→ **What you need to do**
(a) In the transcript excerpt, which target does the speaker probably see as better overall than the Wolfcamp B?
(b) Please repeat everything in the transcript excerpt from "I don't know" down to "exciting right now..".

━━ Supplied text

Drew, this is Tom, I want to follow-up on that. We're very excited by the Wolfcamp A and certainly the results and the uplift we've reported is real and it's grounded in actual results.

We probably see the Wolfcamp A as being a better target overall than the Wolfcamp B but the Wolfcamp B is also outstanding, I mean so it's a question of great and outstanding.

But one other things I want to follow-up on is, one other things that make Cimarex strong is our presence in multiple plays and in particular with our footprint in Delaware Basin and our footprint with stack, we're doing a lot of innovation as are our competitors.

And every time, we see something that works, we look for opportunities to apply it elsewhere in our own portfolio. So, having that footprint in multiple plays allows us to really bring innovations in much more quickly than we could if were single basin player.

So, there are, as John said, we have a lot of running room in completion optimization in both Wolfcamp A, the Wolfcamp D, and I would add in stack both in the Meramec and Woodford. All of those plays are trying some things and that laboratory gives us ideas to apply across the board.

I don't know that we're even scratching the surface yet in a lot of areas, and we're very, very excited about some of the advancements we're reporting, but we have tremendous uplift yet to happen. And so, it's pretty exciting right now..

━━━━
━━ Dataset rows

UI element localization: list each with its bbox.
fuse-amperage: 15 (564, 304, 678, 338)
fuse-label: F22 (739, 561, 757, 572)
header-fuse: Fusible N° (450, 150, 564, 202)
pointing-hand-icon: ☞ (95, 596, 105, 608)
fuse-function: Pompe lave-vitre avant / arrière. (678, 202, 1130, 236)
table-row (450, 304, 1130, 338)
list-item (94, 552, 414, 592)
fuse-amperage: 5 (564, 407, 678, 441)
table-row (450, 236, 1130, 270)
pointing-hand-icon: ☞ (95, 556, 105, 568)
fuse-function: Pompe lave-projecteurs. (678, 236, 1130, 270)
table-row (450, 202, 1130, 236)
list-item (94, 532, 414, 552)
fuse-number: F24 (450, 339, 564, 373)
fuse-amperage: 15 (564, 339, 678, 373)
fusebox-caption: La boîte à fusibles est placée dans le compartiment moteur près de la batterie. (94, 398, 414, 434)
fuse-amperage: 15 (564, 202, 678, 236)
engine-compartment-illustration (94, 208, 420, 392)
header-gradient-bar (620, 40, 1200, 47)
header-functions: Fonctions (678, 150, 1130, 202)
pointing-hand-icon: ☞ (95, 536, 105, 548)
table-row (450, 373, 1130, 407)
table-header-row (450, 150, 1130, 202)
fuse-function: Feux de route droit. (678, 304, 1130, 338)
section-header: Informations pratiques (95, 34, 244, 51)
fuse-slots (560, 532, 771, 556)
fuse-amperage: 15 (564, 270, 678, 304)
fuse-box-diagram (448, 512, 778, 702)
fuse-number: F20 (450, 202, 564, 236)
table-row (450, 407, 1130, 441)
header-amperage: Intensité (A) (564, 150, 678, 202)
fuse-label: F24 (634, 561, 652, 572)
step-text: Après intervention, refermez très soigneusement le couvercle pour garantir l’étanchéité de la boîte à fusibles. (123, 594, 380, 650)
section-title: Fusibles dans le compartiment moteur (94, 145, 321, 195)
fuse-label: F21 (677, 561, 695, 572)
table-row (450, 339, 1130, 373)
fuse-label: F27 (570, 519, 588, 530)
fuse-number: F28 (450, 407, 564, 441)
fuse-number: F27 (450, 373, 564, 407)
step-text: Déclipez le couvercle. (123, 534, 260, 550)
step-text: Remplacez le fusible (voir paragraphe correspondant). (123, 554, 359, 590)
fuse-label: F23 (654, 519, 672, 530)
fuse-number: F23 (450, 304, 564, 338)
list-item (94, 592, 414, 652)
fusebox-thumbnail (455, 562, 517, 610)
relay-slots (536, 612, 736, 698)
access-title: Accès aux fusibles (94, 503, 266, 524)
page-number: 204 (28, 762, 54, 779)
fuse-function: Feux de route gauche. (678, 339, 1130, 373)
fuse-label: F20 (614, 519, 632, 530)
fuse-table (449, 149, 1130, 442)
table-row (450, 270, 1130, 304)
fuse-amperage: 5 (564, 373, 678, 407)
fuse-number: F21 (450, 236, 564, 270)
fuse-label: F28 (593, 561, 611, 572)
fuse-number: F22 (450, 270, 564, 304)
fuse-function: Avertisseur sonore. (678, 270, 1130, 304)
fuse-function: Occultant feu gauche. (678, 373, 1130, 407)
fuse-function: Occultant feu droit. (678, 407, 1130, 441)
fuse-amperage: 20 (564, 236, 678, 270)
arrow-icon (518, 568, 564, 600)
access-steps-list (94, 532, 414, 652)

━━━━

→ **Full answers**
(a) The Wolfcamp A.

(b)
I don't know that we're even scratching the surface yet in a lot of areas, and we're very, very excited about some of the advancements we're reporting, but we have tremendous uplift yet to happen. And so, it's pretty exciting right now..